* Exercise goal: Lines that hold the word "JSON" should be located and copied.

#### The records

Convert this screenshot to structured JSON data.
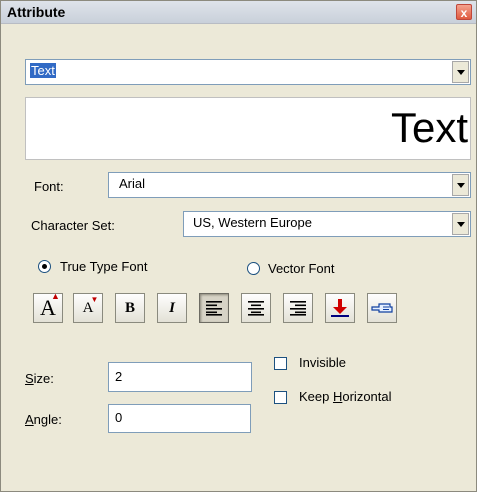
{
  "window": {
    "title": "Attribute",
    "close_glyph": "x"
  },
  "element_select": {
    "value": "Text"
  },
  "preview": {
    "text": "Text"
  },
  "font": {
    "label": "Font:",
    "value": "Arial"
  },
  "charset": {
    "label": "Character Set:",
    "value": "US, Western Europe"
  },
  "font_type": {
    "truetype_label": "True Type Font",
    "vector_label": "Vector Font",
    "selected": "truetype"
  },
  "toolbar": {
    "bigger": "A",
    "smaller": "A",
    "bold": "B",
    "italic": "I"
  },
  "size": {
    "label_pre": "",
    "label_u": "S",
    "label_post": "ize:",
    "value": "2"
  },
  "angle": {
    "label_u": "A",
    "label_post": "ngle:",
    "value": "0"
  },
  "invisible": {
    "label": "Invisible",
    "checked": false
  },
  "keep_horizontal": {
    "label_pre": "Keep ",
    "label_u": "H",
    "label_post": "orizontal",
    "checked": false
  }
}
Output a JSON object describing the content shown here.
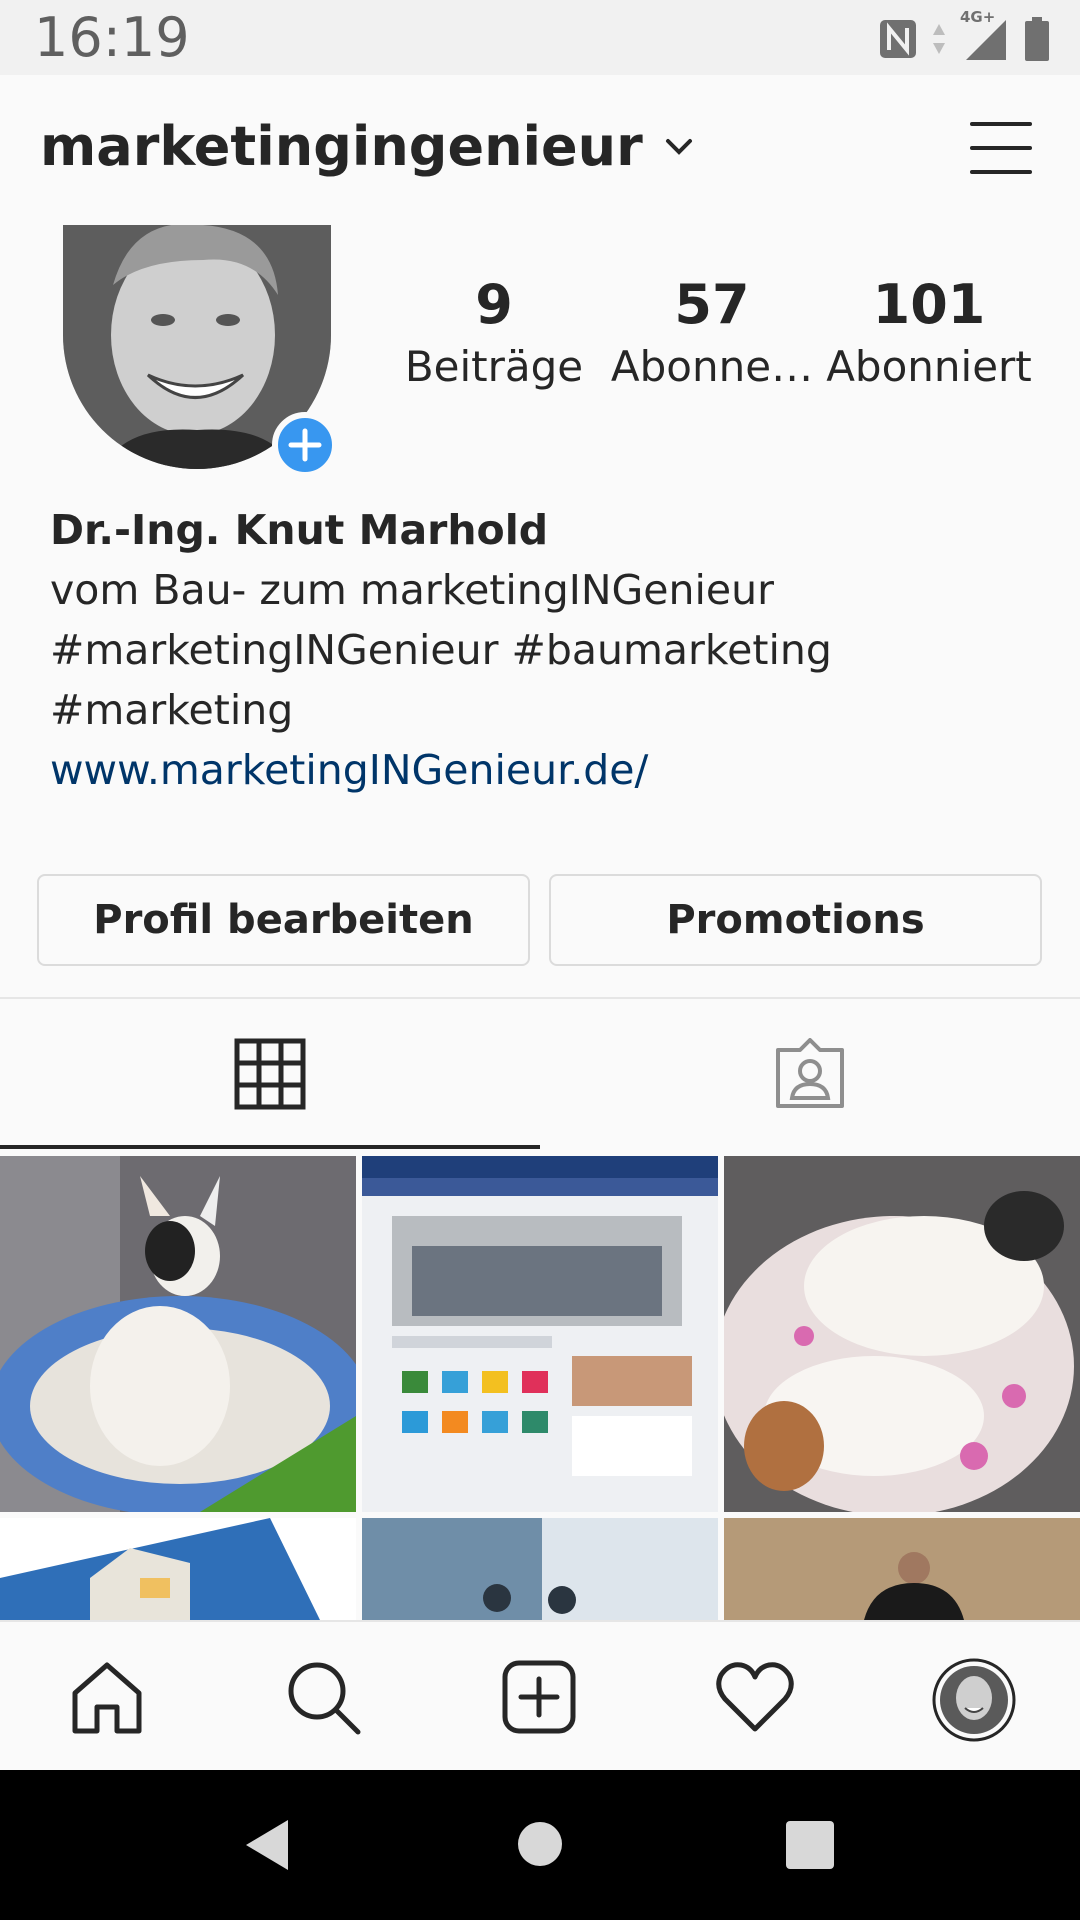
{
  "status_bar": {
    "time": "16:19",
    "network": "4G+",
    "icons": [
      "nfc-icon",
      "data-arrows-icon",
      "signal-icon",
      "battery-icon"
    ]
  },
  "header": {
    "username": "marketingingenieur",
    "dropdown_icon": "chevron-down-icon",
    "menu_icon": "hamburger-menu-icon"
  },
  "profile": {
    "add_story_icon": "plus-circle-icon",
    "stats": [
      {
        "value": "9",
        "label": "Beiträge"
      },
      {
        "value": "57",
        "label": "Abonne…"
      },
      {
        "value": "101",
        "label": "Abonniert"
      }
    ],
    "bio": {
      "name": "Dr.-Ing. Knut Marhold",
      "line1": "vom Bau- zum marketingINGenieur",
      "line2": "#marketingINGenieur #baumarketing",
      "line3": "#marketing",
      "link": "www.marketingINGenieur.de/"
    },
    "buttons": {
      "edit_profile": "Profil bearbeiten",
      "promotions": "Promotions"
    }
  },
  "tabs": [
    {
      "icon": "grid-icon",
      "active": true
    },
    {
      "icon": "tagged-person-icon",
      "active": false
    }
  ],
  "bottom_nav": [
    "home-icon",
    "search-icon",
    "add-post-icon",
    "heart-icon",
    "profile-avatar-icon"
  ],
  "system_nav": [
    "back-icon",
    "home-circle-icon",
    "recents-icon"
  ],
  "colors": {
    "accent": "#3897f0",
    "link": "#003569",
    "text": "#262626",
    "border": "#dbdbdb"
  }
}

########

* Task response:
Convert this screenshot to structured JSON data.
Output a JSON object describing the content shown here.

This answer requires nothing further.